Stored data entries
▬▬▬▬▬▬
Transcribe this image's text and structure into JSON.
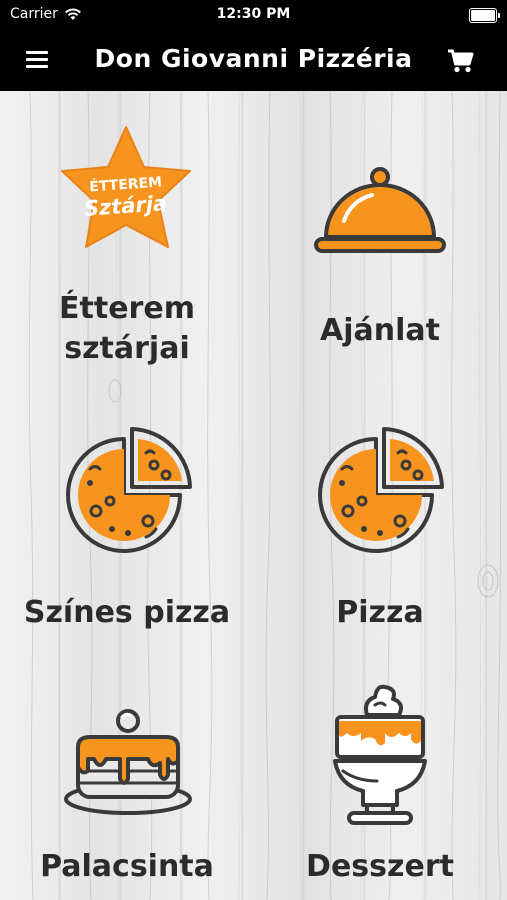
{
  "status": {
    "carrier": "Carrier",
    "time": "12:30 PM"
  },
  "navbar": {
    "title": "Don Giovanni Pizzéria"
  },
  "tiles": [
    {
      "label_line1": "Étterem",
      "label_line2": "sztárjai",
      "badge_line1": "ÉTTEREM",
      "badge_line2": "Sztárja"
    },
    {
      "label": "Ajánlat"
    },
    {
      "label": "Színes pizza"
    },
    {
      "label": "Pizza"
    },
    {
      "label": "Palacsinta"
    },
    {
      "label": "Desszert"
    }
  ],
  "colors": {
    "accent": "#f7941d",
    "dark": "#3a3a3a",
    "bar": "#000000"
  }
}
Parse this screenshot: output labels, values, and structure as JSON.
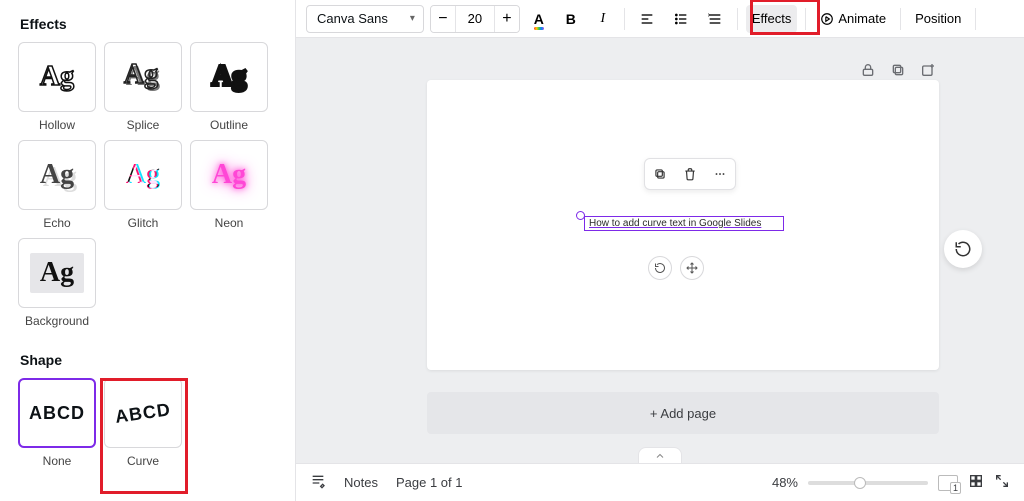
{
  "sidebar": {
    "effects_title": "Effects",
    "effects": [
      {
        "label": "Hollow",
        "variant": "hollow"
      },
      {
        "label": "Splice",
        "variant": "splice"
      },
      {
        "label": "Outline",
        "variant": "outline"
      },
      {
        "label": "Echo",
        "variant": "echo"
      },
      {
        "label": "Glitch",
        "variant": "glitch"
      },
      {
        "label": "Neon",
        "variant": "neon"
      },
      {
        "label": "Background",
        "variant": "bg"
      }
    ],
    "shape_title": "Shape",
    "shapes": [
      {
        "label": "None",
        "selected": true
      },
      {
        "label": "Curve",
        "selected": false
      }
    ],
    "sample_text": "ABCD"
  },
  "toolbar": {
    "font_name": "Canva Sans",
    "font_size": "20",
    "minus": "−",
    "plus": "+",
    "text_color_glyph": "A",
    "bold_glyph": "B",
    "italic_glyph": "I",
    "effects_label": "Effects",
    "animate_label": "Animate",
    "position_label": "Position"
  },
  "canvas": {
    "selected_text": "How to add curve text in Google Slides",
    "add_page_label": "+ Add page"
  },
  "bottombar": {
    "notes_label": "Notes",
    "page_indicator": "Page 1 of 1",
    "zoom_label": "48%",
    "zoom_percent": 48
  }
}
▬▬▬▬▬▬
Stated exercise
Omit the pictures and please write out exactly the lines between the one containing "Parse this screenshot: output" and the last line of the entries, both included.

Task response
Parse this screenshot: output labels, values, and structure as JSON.
{
  "sidebar": {
    "effects_title": "Effects",
    "effects": [
      {
        "label": "Hollow",
        "variant": "hollow"
      },
      {
        "label": "Splice",
        "variant": "splice"
      },
      {
        "label": "Outline",
        "variant": "outline"
      },
      {
        "label": "Echo",
        "variant": "echo"
      },
      {
        "label": "Glitch",
        "variant": "glitch"
      },
      {
        "label": "Neon",
        "variant": "neon"
      },
      {
        "label": "Background",
        "variant": "bg"
      }
    ],
    "shape_title": "Shape",
    "shapes": [
      {
        "label": "None",
        "selected": true
      },
      {
        "label": "Curve",
        "selected": false
      }
    ],
    "sample_text": "ABCD"
  },
  "toolbar": {
    "font_name": "Canva Sans",
    "font_size": "20",
    "minus": "−",
    "plus": "+",
    "text_color_glyph": "A",
    "bold_glyph": "B",
    "italic_glyph": "I",
    "effects_label": "Effects",
    "animate_label": "Animate",
    "position_label": "Position"
  },
  "canvas": {
    "selected_text": "How to add curve text in Google Slides",
    "add_page_label": "+ Add page"
  },
  "bottombar": {
    "notes_label": "Notes",
    "page_indicator": "Page 1 of 1",
    "zoom_label": "48%",
    "zoom_percent": 48
  }
}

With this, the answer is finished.